Dataset records →
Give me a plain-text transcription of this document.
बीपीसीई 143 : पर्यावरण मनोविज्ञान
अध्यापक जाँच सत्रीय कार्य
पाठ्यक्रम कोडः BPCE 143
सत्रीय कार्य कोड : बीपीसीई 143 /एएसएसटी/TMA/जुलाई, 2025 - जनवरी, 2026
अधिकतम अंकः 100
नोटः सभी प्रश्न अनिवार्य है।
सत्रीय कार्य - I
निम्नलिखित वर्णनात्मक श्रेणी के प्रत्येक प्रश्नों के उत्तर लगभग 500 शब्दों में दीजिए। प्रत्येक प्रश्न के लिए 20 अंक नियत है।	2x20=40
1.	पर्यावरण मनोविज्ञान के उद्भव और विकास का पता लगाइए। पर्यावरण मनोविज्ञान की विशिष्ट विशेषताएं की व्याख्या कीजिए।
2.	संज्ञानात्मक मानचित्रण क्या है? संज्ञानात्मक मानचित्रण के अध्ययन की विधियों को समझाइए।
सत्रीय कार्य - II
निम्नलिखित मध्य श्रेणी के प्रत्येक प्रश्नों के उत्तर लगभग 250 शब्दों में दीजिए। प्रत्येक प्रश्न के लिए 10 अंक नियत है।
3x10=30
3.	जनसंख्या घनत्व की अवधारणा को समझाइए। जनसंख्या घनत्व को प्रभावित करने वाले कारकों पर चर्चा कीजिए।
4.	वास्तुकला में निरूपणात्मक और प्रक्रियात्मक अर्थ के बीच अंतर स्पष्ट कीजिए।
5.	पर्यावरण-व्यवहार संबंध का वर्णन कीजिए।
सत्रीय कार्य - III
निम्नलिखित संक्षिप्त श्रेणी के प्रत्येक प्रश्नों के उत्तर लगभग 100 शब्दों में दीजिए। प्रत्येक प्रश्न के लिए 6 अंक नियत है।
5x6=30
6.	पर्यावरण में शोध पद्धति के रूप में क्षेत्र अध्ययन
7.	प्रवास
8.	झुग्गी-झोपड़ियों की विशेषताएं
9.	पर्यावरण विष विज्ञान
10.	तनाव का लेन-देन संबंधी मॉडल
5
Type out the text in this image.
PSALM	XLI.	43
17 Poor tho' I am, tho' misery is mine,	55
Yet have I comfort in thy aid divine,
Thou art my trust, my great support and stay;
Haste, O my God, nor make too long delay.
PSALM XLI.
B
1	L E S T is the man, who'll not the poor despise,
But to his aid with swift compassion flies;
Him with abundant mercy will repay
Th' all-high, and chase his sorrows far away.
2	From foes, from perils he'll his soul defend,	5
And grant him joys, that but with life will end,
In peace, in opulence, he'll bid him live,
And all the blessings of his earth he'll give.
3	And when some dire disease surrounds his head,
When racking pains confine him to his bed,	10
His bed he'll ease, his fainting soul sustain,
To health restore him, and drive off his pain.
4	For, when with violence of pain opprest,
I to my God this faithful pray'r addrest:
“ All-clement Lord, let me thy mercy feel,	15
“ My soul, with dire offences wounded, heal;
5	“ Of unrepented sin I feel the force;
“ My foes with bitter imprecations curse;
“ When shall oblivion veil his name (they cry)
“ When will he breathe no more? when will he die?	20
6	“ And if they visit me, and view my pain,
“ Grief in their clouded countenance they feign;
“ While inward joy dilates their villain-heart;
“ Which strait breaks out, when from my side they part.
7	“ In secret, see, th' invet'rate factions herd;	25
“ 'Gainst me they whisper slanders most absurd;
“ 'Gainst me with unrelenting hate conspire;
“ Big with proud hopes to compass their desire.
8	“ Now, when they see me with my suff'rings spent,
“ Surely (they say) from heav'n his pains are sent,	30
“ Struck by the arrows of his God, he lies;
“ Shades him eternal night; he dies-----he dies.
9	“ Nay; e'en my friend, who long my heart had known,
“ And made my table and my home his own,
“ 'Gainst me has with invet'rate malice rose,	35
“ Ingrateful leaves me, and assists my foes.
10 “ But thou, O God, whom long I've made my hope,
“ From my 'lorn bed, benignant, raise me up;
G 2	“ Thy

BRIEF → Extract each record, keeping it identical to the original.

EXPECTED ANSWER →
Give me a plain-text transcription of this document.
बीपीसीई 143 : पर्यावरण मनोविज्ञान
अध्यापक जाँच सत्रीय कार्य
पाठ्यक्रम कोडः BPCE 143
सत्रीय कार्य कोड : बीपीसीई 143 /एएसएसटी/TMA/जुलाई, 2025 - जनवरी, 2026
अधिकतम अंकः 100
नोटः सभी प्रश्न अनिवार्य है।
सत्रीय कार्य - I
निम्नलिखित वर्णनात्मक श्रेणी के प्रत्येक प्रश्नों के उत्तर लगभग 500 शब्दों में दीजिए। प्रत्येक प्रश्न के लिए 20 अंक नियत है।	2x20=40
1.	पर्यावरण मनोविज्ञान के उद्भव और विकास का पता लगाइए। पर्यावरण मनोविज्ञान की विशिष्ट विशेषताएं की व्याख्या कीजिए।
2.	संज्ञानात्मक मानचित्रण क्या है? संज्ञानात्मक मानचित्रण के अध्ययन की विधियों को समझाइए।
सत्रीय कार्य - II
निम्नलिखित मध्य श्रेणी के प्रत्येक प्रश्नों के उत्तर लगभग 250 शब्दों में दीजिए। प्रत्येक प्रश्न के लिए 10 अंक नियत है।
3x10=30
3.	जनसंख्या घनत्व की अवधारणा को समझाइए। जनसंख्या घनत्व को प्रभावित करने वाले कारकों पर चर्चा कीजिए।
4.	वास्तुकला में निरूपणात्मक और प्रक्रियात्मक अर्थ के बीच अंतर स्पष्ट कीजिए।
5.	पर्यावरण-व्यवहार संबंध का वर्णन कीजिए।
सत्रीय कार्य - III
निम्नलिखित संक्षिप्त श्रेणी के प्रत्येक प्रश्नों के उत्तर लगभग 100 शब्दों में दीजिए। प्रत्येक प्रश्न के लिए 6 अंक नियत है।
5x6=30
6.	पर्यावरण में शोध पद्धति के रूप में क्षेत्र अध्ययन
7.	प्रवास
8.	झुग्गी-झोपड़ियों की विशेषताएं
9.	पर्यावरण विष विज्ञान
10.	तनाव का लेन-देन संबंधी मॉडल
5
Type out the text in this image.
PSALM	XLI.	43
17 Poor tho' I am, tho' misery is mine,	55
Yet have I comfort in thy aid divine,
Thou art my trust, my great support and stay;
Haste, O my God, nor make too long delay.
PSALM XLI.
B
1	L E S T is the man, who'll not the poor despise,
But to his aid with swift compassion flies;
Him with abundant mercy will repay
Th' all-high, and chase his sorrows far away.
2	From foes, from perils he'll his soul defend,	5
And grant him joys, that but with life will end,
In peace, in opulence, he'll bid him live,
And all the blessings of his earth he'll give.
3	And when some dire disease surrounds his head,
When racking pains confine him to his bed,	10
His bed he'll ease, his fainting soul sustain,
To health restore him, and drive off his pain.
4	For, when with violence of pain opprest,
I to my God this faithful pray'r addrest:
“ All-clement Lord, let me thy mercy feel,	15
“ My soul, with dire offences wounded, heal;
5	“ Of unrepented sin I feel the force;
“ My foes with bitter imprecations curse;
“ When shall oblivion veil his name (they cry)
“ When will he breathe no more? when will he die?	20
6	“ And if they visit me, and view my pain,
“ Grief in their clouded countenance they feign;
“ While inward joy dilates their villain-heart;
“ Which strait breaks out, when from my side they part.
7	“ In secret, see, th' invet'rate factions herd;	25
“ 'Gainst me they whisper slanders most absurd;
“ 'Gainst me with unrelenting hate conspire;
“ Big with proud hopes to compass their desire.
8	“ Now, when they see me with my suff'rings spent,
“ Surely (they say) from heav'n his pains are sent,	30
“ Struck by the arrows of his God, he lies;
“ Shades him eternal night; he dies-----he dies.
9	“ Nay; e'en my friend, who long my heart had known,
“ And made my table and my home his own,
“ 'Gainst me has with invet'rate malice rose,	35
“ Ingrateful leaves me, and assists my foes.
10 “ But thou, O God, whom long I've made my hope,
“ From my 'lorn bed, benignant, raise me up;
G 2	“ Thy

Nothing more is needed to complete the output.